[Figure dataset records]
++++++++

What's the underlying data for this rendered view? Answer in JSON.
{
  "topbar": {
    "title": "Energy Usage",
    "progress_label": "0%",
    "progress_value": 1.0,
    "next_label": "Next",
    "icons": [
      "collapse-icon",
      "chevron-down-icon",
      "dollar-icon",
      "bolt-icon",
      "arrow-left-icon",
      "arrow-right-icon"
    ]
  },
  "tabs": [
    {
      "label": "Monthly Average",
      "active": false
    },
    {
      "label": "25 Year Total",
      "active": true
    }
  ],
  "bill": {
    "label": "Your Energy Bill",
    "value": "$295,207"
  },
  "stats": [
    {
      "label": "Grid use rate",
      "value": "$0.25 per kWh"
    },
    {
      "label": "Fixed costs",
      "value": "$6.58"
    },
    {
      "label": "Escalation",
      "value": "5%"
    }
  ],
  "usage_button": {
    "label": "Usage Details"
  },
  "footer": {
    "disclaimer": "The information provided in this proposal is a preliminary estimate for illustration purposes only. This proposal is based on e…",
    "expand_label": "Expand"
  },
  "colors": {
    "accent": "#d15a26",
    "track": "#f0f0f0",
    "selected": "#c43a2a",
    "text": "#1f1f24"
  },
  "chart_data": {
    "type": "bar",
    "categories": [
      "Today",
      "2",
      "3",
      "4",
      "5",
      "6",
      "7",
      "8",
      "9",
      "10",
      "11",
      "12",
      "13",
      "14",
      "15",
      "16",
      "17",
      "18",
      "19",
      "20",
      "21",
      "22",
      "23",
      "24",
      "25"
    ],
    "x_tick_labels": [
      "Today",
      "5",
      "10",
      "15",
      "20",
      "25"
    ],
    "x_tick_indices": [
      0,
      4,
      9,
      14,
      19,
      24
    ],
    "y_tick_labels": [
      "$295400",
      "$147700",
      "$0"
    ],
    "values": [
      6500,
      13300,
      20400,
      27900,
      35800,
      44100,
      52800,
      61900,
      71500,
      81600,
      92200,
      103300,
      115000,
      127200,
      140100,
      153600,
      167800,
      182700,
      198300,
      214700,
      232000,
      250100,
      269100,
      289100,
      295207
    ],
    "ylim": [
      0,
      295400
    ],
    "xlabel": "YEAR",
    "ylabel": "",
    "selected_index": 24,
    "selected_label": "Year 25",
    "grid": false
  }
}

++++++++

• **Given exercise**
Give all the entries again exactly; leave none out.

• **Expected answer**
What's the underlying data for this rendered view? Answer in JSON.
{
  "topbar": {
    "title": "Energy Usage",
    "progress_label": "0%",
    "progress_value": 1.0,
    "next_label": "Next",
    "icons": [
      "collapse-icon",
      "chevron-down-icon",
      "dollar-icon",
      "bolt-icon",
      "arrow-left-icon",
      "arrow-right-icon"
    ]
  },
  "tabs": [
    {
      "label": "Monthly Average",
      "active": false
    },
    {
      "label": "25 Year Total",
      "active": true
    }
  ],
  "bill": {
    "label": "Your Energy Bill",
    "value": "$295,207"
  },
  "stats": [
    {
      "label": "Grid use rate",
      "value": "$0.25 per kWh"
    },
    {
      "label": "Fixed costs",
      "value": "$6.58"
    },
    {
      "label": "Escalation",
      "value": "5%"
    }
  ],
  "usage_button": {
    "label": "Usage Details"
  },
  "footer": {
    "disclaimer": "The information provided in this proposal is a preliminary estimate for illustration purposes only. This proposal is based on e…",
    "expand_label": "Expand"
  },
  "colors": {
    "accent": "#d15a26",
    "track": "#f0f0f0",
    "selected": "#c43a2a",
    "text": "#1f1f24"
  },
  "chart_data": {
    "type": "bar",
    "categories": [
      "Today",
      "2",
      "3",
      "4",
      "5",
      "6",
      "7",
      "8",
      "9",
      "10",
      "11",
      "12",
      "13",
      "14",
      "15",
      "16",
      "17",
      "18",
      "19",
      "20",
      "21",
      "22",
      "23",
      "24",
      "25"
    ],
    "x_tick_labels": [
      "Today",
      "5",
      "10",
      "15",
      "20",
      "25"
    ],
    "x_tick_indices": [
      0,
      4,
      9,
      14,
      19,
      24
    ],
    "y_tick_labels": [
      "$295400",
      "$147700",
      "$0"
    ],
    "values": [
      6500,
      13300,
      20400,
      27900,
      35800,
      44100,
      52800,
      61900,
      71500,
      81600,
      92200,
      103300,
      115000,
      127200,
      140100,
      153600,
      167800,
      182700,
      198300,
      214700,
      232000,
      250100,
      269100,
      289100,
      295207
    ],
    "ylim": [
      0,
      295400
    ],
    "xlabel": "YEAR",
    "ylabel": "",
    "selected_index": 24,
    "selected_label": "Year 25",
    "grid": false
  }
}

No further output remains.